Brands that manage to provide a different experience for each guest will win their loyalty. It's easier said than done.
Hotels can no longer take a uniform approach to hotel design, experts warned on Thursday at Design the Future, a Skift online summit. With local guests replacing transient travelers, hotel brands need to rethink how each property looks and feels, but the tricky part is building the right picture of a guest that has so many new needs.
“Because of the pandemic, hotels are more than a place to sleep,” said Tom Ito, principal at architecture, design, planning and consulting firm Gensler. “That local catchment is using hotels in a new way; for some it’s their ultimate workplace.”
Brands that embrace technology are more likely to succeed in figuring out what guests want. Collaborative workspace group NeueHouse is exploring the concept of a “connected directory” for guests, for example, in response to new blended office and hospitality environments.
“As we embrace artificial intelligence, we point guests towards passion points. There are different personas, some people work, some socialize,” said Jon Goss, its chief brand officer. “It takes time to develop,” he added, likening the use of technology to an Apple experience, where it remains hidden is in the background.

Your goal: Rewrite the stretch of the hotel design text from "Hotels can no" through "and hospitality environments.", replacing "pandemic" with "health crisis".

Dataset records:
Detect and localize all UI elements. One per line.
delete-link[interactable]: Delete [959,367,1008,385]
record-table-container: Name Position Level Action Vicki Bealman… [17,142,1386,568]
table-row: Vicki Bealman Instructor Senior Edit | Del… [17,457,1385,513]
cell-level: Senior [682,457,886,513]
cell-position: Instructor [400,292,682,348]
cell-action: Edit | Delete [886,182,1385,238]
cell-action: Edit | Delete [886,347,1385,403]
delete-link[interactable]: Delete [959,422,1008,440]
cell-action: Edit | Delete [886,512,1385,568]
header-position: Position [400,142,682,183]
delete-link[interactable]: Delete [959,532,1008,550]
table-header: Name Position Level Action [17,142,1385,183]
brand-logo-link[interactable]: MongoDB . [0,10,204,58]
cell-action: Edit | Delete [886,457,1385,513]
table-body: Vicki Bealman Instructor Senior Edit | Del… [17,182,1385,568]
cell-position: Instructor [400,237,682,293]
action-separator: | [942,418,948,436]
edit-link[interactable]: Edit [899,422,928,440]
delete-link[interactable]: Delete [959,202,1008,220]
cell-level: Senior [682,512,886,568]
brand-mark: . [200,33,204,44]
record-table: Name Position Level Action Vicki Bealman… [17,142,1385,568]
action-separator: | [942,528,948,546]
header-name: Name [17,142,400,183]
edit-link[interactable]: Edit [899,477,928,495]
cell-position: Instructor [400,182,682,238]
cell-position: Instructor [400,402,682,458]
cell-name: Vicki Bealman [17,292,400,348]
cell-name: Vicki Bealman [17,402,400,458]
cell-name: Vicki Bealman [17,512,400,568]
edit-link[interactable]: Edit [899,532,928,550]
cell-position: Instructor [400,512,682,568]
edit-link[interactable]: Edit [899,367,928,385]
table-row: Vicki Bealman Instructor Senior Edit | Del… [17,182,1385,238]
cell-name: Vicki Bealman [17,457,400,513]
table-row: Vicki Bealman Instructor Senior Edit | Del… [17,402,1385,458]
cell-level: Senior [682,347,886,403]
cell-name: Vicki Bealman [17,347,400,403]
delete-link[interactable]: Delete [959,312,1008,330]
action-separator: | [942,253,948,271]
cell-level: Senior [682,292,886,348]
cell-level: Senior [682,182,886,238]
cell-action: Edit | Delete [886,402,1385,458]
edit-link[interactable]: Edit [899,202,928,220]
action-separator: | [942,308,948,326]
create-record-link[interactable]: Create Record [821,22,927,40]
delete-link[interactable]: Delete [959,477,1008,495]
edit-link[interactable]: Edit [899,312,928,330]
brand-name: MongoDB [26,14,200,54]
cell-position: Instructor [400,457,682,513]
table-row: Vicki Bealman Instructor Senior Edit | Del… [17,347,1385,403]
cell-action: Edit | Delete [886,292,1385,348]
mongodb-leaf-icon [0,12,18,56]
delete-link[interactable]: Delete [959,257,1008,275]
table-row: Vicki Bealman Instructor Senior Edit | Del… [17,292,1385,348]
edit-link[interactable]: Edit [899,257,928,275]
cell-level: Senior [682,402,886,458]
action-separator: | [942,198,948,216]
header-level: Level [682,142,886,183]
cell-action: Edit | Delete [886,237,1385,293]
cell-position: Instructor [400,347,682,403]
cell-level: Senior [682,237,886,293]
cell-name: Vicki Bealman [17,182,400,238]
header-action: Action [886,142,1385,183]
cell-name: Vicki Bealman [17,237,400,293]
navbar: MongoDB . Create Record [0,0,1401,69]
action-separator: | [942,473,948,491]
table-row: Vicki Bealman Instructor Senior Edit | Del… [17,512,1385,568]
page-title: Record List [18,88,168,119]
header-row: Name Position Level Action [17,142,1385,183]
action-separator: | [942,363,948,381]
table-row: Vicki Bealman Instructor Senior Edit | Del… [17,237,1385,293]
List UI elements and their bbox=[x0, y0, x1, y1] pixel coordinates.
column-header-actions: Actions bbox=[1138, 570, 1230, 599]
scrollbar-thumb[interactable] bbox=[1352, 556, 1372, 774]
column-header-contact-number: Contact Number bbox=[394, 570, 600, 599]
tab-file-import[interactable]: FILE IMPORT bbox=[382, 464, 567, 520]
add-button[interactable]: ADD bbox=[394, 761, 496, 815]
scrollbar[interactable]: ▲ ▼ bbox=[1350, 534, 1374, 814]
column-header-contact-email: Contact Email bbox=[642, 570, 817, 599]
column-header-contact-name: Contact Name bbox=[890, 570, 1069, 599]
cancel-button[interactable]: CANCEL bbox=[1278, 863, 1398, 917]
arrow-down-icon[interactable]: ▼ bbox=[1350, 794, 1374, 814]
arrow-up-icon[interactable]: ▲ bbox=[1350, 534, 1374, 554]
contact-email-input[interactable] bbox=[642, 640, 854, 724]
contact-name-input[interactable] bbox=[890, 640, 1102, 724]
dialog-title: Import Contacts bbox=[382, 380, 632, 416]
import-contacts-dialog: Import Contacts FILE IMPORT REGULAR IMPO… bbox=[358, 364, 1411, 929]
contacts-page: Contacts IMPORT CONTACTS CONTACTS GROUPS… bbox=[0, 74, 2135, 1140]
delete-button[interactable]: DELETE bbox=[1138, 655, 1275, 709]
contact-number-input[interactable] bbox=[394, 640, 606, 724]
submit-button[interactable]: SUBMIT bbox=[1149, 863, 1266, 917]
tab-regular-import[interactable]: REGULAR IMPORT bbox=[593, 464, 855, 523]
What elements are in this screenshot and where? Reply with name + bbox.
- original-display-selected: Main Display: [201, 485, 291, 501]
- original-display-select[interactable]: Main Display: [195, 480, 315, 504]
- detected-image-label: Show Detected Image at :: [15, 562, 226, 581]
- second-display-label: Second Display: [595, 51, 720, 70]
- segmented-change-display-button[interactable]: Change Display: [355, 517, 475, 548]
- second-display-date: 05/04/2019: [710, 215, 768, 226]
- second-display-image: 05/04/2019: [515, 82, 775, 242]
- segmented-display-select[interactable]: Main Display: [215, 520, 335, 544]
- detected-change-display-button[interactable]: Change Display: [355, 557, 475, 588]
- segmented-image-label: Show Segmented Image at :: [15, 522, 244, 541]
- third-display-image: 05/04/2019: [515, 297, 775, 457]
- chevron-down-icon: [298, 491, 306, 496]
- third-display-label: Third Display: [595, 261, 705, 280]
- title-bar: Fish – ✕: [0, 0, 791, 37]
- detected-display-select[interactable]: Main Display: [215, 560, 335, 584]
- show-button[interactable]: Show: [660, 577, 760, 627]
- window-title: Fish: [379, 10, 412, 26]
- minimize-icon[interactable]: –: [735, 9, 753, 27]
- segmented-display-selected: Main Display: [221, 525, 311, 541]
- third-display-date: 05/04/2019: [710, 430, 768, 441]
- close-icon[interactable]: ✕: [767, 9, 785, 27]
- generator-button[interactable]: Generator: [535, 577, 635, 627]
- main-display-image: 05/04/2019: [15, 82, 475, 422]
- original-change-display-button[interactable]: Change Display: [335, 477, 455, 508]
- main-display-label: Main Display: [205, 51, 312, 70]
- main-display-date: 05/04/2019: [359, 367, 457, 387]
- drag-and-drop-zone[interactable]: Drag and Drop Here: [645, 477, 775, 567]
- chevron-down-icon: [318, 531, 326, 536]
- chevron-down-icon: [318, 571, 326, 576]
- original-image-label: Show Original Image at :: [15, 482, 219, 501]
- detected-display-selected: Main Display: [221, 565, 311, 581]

Result for this exercise:
Hotels can no longer take a uniform approach to hotel design, experts warned on Thursday at Design the Future, a Skift online summit. With local guests replacing transient travelers, hotel brands need to rethink how each property looks and feels, but the tricky part is building the right picture of a guest that has so many new needs.
“Because of the health crisis, hotels are more than a place to sleep,” said Tom Ito, principal at architecture, design, planning and consulting firm Gensler. “That local catchment is using hotels in a new way; for some it’s their ultimate workplace.”
Brands that embrace technology are more likely to succeed in figuring out what guests want. Collaborative workspace group NeueHouse is exploring the concept of a “connected directory” for guests, for example, in response to new blended office and hospitality environments.